(Stored records)
● ● ● ● ● ● ●

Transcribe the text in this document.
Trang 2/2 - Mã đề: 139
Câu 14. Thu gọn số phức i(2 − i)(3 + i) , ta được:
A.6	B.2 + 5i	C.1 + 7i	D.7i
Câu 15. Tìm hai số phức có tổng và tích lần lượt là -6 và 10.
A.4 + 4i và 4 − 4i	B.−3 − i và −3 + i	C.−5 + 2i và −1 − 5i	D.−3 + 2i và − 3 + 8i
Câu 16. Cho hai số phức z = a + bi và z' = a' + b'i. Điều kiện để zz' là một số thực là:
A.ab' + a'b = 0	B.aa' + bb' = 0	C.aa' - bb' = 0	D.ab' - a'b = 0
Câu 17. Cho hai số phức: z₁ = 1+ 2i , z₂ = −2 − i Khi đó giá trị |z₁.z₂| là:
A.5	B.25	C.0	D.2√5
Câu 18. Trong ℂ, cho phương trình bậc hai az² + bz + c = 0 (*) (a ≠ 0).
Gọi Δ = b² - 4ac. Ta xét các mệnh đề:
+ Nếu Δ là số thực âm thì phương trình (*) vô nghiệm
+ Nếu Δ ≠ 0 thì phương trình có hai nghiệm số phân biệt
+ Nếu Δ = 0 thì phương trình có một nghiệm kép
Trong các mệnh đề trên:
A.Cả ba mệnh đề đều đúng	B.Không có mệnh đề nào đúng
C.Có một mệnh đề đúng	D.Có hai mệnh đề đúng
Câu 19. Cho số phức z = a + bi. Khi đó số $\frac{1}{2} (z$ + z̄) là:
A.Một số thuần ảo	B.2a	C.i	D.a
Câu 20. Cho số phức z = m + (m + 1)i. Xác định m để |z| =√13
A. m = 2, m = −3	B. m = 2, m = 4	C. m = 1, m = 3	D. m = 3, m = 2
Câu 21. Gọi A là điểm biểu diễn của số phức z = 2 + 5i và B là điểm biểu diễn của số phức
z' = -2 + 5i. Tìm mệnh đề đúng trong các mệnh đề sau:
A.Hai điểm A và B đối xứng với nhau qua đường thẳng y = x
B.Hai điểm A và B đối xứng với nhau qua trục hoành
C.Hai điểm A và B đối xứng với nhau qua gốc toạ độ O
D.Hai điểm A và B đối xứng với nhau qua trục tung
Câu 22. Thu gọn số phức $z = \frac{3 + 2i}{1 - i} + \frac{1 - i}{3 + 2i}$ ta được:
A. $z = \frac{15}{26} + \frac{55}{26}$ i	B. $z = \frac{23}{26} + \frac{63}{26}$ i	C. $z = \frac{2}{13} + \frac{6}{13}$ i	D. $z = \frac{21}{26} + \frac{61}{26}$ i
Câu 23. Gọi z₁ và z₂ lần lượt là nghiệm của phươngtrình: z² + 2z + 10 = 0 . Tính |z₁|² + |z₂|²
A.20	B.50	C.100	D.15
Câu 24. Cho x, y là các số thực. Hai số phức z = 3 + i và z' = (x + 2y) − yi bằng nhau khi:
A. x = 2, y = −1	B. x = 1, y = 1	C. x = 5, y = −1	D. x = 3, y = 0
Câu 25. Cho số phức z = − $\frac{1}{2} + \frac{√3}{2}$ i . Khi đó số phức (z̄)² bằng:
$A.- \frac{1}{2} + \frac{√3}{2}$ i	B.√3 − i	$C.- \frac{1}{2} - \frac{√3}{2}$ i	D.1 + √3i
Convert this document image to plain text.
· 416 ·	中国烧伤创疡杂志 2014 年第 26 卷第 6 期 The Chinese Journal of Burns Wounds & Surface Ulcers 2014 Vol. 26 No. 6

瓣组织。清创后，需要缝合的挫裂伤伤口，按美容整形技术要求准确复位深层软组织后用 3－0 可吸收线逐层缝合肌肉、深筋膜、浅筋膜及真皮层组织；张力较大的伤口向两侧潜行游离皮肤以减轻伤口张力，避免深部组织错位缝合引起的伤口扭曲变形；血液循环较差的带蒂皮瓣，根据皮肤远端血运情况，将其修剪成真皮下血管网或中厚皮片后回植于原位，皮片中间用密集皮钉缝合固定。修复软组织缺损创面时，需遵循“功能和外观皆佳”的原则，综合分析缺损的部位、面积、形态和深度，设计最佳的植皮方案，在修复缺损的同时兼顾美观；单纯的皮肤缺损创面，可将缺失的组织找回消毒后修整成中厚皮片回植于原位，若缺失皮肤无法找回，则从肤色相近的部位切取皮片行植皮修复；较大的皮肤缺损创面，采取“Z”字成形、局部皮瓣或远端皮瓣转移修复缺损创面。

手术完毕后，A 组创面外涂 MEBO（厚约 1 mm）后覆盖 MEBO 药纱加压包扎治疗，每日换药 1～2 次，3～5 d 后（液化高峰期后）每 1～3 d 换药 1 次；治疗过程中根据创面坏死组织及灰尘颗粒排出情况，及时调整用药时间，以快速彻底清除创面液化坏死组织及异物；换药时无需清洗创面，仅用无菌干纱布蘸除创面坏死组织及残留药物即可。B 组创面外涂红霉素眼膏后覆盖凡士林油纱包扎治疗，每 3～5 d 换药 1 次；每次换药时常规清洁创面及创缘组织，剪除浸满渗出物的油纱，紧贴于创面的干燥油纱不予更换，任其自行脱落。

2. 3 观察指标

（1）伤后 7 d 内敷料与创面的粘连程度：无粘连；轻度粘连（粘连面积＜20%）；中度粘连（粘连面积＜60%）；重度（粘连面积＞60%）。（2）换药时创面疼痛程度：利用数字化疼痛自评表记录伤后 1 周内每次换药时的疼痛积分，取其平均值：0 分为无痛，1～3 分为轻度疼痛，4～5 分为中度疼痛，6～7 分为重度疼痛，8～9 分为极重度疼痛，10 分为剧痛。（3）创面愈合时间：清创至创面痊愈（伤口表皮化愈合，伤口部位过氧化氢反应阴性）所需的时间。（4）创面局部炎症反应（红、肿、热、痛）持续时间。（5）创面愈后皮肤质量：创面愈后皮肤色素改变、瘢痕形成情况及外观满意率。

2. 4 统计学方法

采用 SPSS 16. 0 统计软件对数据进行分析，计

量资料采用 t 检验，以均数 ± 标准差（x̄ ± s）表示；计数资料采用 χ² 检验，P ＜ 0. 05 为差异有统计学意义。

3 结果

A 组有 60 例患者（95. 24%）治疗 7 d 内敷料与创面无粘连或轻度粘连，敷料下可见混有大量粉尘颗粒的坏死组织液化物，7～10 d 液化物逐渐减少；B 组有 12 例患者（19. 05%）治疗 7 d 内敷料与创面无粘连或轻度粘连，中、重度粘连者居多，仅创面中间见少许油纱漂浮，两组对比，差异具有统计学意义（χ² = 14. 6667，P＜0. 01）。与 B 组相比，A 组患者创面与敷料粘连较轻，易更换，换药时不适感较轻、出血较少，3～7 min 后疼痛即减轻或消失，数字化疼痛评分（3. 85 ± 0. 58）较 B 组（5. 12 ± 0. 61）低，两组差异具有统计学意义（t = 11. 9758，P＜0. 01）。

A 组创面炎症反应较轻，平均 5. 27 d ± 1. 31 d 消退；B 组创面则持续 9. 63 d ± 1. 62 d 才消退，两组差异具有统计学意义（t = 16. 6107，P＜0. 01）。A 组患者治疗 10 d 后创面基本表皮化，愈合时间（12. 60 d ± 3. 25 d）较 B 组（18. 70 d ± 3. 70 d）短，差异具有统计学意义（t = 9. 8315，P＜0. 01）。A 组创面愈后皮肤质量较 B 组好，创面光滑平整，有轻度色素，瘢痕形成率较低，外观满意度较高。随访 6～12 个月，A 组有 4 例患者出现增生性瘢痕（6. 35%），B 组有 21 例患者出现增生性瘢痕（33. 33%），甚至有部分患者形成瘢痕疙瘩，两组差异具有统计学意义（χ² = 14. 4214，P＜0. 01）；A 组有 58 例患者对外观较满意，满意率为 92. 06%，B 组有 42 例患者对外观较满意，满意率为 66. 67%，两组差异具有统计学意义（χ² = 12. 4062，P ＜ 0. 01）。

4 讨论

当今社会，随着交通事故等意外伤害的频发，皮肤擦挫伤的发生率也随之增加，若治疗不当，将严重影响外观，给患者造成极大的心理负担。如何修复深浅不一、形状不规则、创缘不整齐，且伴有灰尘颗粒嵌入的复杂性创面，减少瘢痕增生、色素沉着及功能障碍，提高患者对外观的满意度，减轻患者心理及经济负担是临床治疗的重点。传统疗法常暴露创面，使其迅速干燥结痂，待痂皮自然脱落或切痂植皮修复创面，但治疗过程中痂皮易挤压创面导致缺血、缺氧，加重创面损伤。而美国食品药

● ● ● ● ● ● ●

WHAT TO WORK ON:
Using the entries above, return each line in which the word "document" occurs.

TASK ANSWER:
Transcribe the text in this document.
Convert this document image to plain text.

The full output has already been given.